**Exercise requirements**
Quote every line as written. Omit pictures.

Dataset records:
-=-=-

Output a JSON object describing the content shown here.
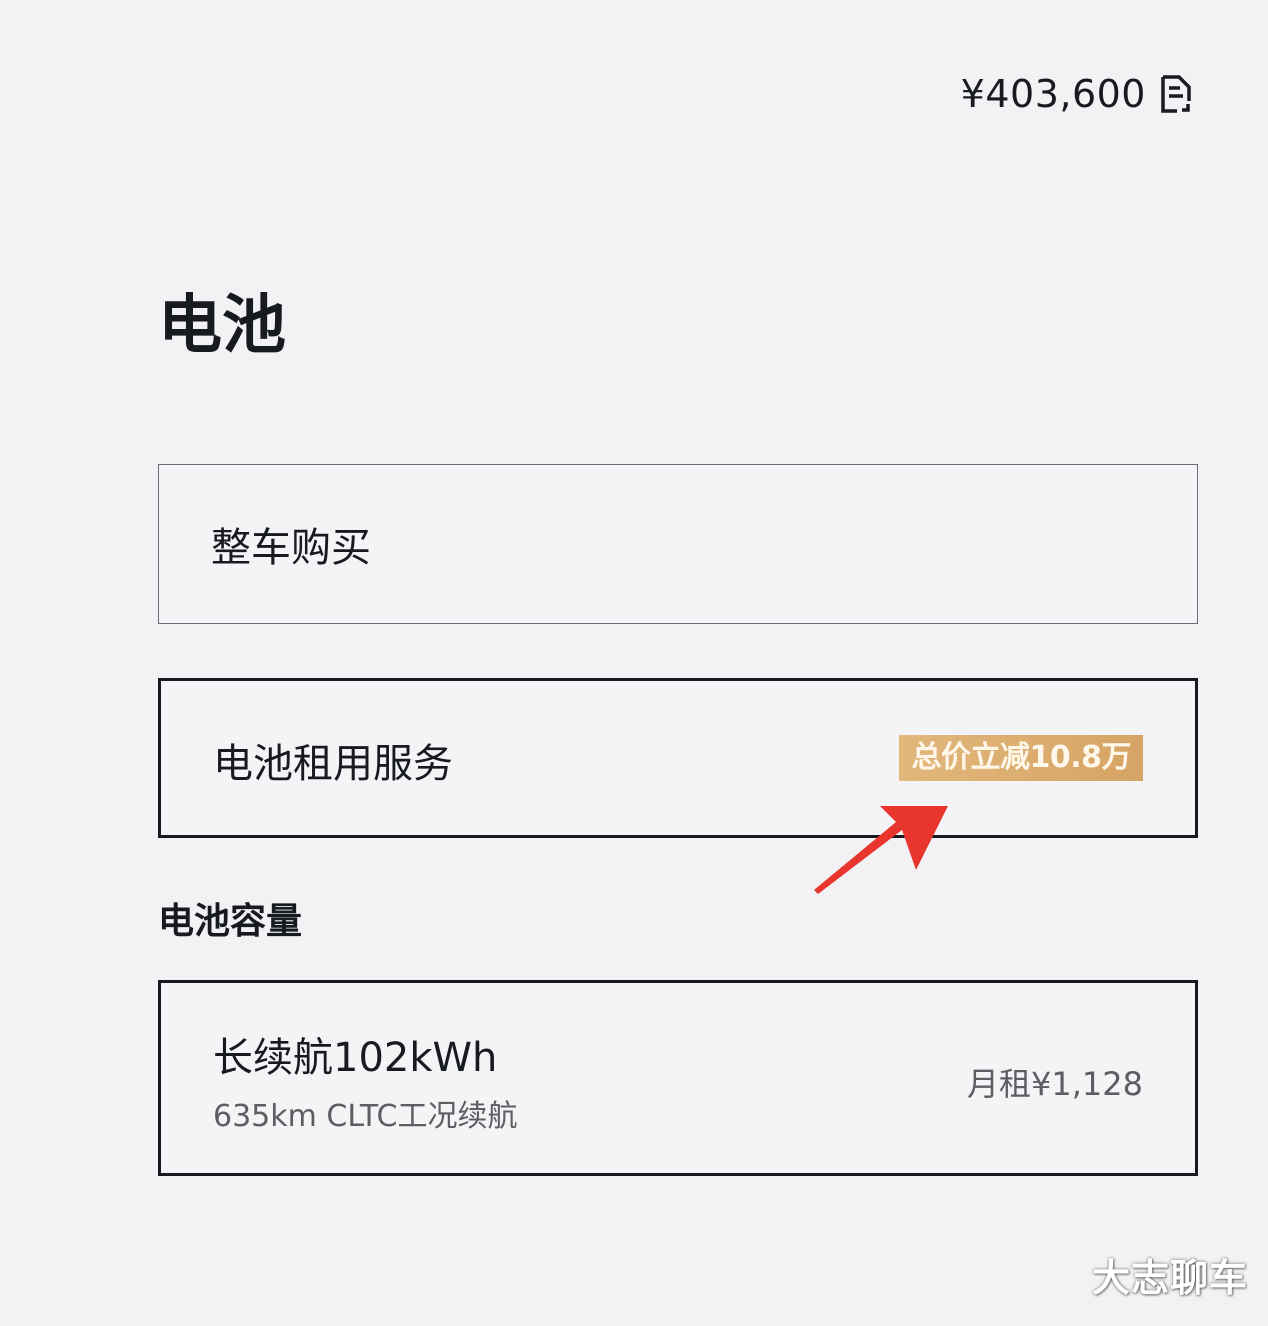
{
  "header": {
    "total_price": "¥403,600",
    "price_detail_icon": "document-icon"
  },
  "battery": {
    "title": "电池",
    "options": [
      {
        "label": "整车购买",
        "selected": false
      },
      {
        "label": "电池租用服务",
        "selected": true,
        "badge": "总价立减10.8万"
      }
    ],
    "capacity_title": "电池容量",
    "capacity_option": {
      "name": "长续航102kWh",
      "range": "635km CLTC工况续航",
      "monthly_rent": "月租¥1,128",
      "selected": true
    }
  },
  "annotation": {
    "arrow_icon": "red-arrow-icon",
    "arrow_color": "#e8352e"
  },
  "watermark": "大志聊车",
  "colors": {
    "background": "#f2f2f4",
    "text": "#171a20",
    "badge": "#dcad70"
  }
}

-=-=-

**Answer to the problem**
Output a JSON object describing the content shown here.
{
  "header": {
    "total_price": "¥403,600",
    "price_detail_icon": "document-icon"
  },
  "battery": {
    "title": "电池",
    "options": [
      {
        "label": "整车购买",
        "selected": false
      },
      {
        "label": "电池租用服务",
        "selected": true,
        "badge": "总价立减10.8万"
      }
    ],
    "capacity_title": "电池容量",
    "capacity_option": {
      "name": "长续航102kWh",
      "range": "635km CLTC工况续航",
      "monthly_rent": "月租¥1,128",
      "selected": true
    }
  },
  "annotation": {
    "arrow_icon": "red-arrow-icon",
    "arrow_color": "#e8352e"
  },
  "watermark": "大志聊车",
  "colors": {
    "background": "#f2f2f4",
    "text": "#171a20",
    "badge": "#dcad70"
  }
}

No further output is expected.